(Rows from a dataset)
--- --- ---

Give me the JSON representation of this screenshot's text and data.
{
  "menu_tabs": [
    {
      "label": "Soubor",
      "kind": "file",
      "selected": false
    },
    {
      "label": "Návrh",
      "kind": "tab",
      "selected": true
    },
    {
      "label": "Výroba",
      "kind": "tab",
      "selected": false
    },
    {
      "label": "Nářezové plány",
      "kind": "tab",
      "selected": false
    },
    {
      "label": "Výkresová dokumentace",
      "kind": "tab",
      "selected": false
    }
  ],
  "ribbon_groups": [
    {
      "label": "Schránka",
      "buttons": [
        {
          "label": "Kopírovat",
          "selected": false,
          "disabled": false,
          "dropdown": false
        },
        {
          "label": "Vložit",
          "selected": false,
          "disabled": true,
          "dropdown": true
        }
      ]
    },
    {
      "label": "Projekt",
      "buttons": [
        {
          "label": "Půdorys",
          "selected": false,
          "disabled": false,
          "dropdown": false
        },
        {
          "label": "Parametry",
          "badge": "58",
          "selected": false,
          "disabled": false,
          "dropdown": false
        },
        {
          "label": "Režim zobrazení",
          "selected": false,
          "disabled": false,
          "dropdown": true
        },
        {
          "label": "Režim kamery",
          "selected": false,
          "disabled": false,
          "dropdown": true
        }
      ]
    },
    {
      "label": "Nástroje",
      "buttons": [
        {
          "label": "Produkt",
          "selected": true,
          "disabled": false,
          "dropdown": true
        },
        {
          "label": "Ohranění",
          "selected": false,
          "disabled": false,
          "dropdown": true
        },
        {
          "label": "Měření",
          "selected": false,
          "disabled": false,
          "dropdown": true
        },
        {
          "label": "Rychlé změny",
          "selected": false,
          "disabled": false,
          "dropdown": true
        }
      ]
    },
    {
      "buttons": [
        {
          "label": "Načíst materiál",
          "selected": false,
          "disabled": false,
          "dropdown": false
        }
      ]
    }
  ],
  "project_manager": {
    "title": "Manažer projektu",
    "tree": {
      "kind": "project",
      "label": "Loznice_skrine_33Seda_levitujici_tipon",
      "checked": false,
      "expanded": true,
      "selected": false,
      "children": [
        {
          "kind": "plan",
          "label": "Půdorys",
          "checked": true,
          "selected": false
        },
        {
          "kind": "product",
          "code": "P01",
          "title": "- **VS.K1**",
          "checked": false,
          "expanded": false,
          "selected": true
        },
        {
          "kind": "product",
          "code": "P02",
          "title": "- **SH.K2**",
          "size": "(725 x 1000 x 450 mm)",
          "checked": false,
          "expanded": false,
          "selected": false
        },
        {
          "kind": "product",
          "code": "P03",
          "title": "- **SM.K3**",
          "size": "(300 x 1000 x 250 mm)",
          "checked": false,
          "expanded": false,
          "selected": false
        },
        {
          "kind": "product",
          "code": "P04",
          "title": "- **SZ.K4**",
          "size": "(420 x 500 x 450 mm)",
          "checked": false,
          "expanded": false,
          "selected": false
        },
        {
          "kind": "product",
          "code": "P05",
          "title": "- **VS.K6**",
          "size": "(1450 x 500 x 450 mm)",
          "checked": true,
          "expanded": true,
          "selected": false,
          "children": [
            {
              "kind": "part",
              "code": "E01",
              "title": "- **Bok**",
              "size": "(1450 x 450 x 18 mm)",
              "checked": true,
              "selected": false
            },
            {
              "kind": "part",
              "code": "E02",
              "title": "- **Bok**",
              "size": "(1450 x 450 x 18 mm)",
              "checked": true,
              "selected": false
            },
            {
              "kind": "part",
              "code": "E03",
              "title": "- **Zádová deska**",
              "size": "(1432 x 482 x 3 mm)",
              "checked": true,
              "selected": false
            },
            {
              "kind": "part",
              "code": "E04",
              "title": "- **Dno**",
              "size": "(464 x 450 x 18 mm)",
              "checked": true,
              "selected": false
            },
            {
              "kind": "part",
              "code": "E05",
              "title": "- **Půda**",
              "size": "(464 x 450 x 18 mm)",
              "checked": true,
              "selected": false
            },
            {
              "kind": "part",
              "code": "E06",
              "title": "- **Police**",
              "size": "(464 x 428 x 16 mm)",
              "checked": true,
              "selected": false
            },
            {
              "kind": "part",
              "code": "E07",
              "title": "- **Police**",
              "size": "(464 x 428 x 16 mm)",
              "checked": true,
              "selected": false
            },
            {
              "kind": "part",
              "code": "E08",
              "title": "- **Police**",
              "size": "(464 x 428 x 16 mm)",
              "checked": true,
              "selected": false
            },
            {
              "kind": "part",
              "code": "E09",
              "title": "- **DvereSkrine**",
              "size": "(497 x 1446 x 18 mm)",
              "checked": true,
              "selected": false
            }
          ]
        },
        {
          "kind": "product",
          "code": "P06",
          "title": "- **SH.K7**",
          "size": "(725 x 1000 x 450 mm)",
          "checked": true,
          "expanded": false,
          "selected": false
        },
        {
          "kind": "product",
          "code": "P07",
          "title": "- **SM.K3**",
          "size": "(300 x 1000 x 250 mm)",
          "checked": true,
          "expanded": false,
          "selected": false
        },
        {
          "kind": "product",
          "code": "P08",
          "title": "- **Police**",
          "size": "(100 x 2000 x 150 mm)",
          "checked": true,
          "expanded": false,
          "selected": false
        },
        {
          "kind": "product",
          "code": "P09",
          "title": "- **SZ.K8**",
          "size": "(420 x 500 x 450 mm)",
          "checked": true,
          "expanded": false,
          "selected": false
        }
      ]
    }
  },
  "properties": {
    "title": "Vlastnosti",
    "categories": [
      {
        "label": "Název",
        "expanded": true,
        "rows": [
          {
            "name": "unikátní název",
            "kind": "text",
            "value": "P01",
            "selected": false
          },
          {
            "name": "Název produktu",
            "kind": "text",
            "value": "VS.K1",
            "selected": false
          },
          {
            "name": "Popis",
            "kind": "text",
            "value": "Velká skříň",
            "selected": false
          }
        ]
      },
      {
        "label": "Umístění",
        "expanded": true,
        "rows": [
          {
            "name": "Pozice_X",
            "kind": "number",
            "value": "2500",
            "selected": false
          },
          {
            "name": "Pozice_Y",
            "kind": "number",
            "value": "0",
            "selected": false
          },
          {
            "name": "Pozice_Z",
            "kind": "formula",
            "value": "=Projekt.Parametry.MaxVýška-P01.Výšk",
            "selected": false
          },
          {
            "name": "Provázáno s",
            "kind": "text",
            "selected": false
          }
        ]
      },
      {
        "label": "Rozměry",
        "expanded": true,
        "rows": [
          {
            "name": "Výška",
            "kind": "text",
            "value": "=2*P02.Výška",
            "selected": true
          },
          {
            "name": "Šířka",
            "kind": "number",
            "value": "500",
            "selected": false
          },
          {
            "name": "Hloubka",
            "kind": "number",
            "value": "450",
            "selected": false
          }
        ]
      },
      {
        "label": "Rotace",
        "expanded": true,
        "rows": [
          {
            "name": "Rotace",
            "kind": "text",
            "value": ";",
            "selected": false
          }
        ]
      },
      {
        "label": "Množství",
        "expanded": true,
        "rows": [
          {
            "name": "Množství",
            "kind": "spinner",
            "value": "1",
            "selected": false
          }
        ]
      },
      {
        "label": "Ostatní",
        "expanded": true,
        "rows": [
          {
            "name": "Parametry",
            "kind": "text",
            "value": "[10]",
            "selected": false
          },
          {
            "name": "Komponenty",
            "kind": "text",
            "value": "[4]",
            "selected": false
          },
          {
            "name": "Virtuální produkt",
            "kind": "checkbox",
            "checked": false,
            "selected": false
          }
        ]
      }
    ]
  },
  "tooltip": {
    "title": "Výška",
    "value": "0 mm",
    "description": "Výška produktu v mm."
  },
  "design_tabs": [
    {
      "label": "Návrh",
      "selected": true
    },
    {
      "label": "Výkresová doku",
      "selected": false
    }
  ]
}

--- --- ---

* [CHALLENGE]
Above are records; say how many of their lines contain the word "Režim", giving only the number.

* [FULL ANSWER]
2